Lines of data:
----------------
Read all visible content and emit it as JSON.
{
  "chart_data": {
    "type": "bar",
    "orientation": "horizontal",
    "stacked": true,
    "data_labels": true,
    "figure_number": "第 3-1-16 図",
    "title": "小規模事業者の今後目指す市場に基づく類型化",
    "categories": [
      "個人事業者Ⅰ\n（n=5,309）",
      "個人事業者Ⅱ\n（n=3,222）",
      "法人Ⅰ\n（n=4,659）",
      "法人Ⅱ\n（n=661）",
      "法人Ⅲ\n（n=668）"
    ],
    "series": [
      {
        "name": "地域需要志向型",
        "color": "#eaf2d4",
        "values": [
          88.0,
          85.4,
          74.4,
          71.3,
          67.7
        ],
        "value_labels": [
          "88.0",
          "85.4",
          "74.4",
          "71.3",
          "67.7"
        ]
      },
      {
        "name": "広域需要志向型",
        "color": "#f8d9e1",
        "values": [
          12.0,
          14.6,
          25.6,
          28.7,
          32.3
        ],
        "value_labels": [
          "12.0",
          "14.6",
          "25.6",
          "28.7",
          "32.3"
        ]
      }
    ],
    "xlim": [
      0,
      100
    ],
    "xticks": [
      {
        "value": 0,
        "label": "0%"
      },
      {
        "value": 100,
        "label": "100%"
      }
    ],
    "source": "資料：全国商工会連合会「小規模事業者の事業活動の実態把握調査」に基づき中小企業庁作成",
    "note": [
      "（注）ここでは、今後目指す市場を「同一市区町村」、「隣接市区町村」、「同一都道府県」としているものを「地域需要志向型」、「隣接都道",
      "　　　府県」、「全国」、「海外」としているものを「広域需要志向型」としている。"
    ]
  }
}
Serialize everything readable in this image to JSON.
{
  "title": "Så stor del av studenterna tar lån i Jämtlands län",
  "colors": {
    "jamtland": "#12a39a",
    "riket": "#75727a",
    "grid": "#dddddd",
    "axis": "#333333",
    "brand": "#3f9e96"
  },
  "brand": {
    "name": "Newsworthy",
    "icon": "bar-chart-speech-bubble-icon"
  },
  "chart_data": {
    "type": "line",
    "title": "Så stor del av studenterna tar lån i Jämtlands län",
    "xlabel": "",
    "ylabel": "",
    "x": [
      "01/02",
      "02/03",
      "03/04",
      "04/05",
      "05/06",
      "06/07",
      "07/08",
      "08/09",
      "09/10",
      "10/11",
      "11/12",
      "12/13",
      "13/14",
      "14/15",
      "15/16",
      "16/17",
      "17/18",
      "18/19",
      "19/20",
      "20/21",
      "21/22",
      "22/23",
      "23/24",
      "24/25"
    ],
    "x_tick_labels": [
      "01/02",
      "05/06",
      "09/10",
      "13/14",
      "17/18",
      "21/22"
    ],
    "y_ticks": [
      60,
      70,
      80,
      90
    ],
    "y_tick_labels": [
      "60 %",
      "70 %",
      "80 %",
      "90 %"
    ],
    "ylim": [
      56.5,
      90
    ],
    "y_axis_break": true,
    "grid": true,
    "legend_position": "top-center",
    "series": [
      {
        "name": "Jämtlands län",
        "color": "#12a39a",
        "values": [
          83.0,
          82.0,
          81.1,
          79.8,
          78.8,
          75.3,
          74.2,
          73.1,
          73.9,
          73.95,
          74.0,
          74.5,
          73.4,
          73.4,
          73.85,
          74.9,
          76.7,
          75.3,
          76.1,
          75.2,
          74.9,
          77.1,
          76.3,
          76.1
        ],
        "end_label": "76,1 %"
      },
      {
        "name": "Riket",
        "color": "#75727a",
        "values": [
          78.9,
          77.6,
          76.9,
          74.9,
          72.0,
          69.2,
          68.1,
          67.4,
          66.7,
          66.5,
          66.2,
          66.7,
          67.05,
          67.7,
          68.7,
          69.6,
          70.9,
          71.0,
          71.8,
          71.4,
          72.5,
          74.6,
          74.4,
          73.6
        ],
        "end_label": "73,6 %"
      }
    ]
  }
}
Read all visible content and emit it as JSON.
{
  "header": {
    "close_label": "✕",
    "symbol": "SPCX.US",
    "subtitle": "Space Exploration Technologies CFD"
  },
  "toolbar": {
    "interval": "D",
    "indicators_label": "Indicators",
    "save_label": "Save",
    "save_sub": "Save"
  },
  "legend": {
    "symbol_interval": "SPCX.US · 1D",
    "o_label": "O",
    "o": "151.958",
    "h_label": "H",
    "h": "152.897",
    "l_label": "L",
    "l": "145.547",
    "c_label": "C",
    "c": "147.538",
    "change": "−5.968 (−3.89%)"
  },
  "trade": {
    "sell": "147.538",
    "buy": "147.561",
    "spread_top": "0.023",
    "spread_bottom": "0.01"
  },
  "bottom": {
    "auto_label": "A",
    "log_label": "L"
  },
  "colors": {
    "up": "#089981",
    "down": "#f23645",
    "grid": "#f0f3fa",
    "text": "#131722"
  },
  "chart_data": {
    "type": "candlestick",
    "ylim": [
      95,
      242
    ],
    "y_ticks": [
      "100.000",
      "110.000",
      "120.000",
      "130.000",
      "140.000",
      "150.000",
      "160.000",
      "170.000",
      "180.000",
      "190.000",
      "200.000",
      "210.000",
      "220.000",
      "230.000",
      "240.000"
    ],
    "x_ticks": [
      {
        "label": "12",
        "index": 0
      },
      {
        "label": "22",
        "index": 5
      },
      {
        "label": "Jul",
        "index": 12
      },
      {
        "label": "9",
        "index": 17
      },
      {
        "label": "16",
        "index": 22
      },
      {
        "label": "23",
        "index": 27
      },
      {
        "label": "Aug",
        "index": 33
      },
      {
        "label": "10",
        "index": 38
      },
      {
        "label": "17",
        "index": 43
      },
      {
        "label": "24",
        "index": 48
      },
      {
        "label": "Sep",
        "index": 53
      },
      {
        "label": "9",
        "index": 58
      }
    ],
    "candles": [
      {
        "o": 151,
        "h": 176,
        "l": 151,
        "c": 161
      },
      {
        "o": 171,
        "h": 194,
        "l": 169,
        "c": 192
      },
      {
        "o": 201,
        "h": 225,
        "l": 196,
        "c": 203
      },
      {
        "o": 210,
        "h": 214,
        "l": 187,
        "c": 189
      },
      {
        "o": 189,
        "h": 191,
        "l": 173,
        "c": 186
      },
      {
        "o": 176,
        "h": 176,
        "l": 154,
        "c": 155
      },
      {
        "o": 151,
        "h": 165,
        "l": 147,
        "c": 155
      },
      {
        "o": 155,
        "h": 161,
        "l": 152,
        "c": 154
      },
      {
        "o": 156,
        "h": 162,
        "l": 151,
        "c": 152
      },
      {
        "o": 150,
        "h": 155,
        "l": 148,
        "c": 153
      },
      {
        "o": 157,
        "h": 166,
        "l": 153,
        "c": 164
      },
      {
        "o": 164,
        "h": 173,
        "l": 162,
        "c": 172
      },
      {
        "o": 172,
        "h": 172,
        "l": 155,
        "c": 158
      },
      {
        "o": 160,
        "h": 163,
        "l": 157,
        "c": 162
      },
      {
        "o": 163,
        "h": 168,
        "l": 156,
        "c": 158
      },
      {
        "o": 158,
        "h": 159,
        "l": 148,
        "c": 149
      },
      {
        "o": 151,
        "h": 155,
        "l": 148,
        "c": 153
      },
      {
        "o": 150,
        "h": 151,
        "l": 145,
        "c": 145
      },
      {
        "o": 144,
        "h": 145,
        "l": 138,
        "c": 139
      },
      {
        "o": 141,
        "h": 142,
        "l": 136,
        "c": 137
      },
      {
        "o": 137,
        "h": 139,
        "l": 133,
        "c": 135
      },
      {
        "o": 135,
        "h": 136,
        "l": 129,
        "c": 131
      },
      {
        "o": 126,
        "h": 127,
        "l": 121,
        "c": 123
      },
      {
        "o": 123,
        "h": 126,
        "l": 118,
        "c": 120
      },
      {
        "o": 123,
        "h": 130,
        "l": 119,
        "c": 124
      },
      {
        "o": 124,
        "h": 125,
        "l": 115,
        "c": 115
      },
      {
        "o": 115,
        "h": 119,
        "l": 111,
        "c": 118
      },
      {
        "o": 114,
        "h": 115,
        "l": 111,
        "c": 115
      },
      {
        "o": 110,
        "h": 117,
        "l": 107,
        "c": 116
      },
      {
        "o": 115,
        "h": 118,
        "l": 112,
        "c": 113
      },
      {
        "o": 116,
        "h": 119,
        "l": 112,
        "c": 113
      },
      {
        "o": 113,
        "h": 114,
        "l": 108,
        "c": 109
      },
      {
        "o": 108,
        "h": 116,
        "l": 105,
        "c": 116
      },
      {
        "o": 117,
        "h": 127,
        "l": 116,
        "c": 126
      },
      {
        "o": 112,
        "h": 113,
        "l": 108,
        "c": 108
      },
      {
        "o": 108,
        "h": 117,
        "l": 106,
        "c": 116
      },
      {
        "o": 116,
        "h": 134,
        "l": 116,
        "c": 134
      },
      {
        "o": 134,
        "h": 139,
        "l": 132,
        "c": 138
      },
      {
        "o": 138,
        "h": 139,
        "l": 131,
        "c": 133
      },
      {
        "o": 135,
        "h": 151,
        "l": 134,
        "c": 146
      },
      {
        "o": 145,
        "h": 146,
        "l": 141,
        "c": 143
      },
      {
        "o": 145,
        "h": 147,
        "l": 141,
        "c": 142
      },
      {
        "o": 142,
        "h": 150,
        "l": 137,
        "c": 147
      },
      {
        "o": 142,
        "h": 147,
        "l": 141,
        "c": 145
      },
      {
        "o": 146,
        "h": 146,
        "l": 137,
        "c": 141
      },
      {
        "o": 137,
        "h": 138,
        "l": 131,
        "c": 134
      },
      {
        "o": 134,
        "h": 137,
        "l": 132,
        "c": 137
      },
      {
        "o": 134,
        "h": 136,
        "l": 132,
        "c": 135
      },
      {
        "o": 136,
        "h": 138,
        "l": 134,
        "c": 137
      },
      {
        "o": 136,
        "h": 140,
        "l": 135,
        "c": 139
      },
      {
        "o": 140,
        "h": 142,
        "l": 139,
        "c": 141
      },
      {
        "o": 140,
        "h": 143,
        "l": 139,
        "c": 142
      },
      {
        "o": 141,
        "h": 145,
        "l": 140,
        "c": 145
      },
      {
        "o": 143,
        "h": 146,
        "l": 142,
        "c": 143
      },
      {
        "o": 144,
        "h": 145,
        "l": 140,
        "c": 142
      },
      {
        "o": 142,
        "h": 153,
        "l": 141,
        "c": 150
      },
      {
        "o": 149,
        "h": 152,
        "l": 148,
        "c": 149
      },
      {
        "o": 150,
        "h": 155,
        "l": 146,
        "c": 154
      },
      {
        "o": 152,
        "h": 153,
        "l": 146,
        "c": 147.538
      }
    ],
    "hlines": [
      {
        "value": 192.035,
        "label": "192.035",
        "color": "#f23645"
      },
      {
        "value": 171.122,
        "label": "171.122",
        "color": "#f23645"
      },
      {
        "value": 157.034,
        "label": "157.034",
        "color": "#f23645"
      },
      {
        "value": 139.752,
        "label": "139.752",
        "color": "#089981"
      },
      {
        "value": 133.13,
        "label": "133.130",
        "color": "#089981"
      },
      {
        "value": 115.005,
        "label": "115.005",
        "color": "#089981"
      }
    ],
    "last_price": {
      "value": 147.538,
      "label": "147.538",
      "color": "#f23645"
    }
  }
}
----------------
:: GIVEN EXERCISE ::
Collect the lines of the data that carry the word "studenterna".

:: FINAL RESULT ::
  "title": "Så stor del av studenterna tar lån i Jämtlands län",
    "title": "Så stor del av studenterna tar lån i Jämtlands län",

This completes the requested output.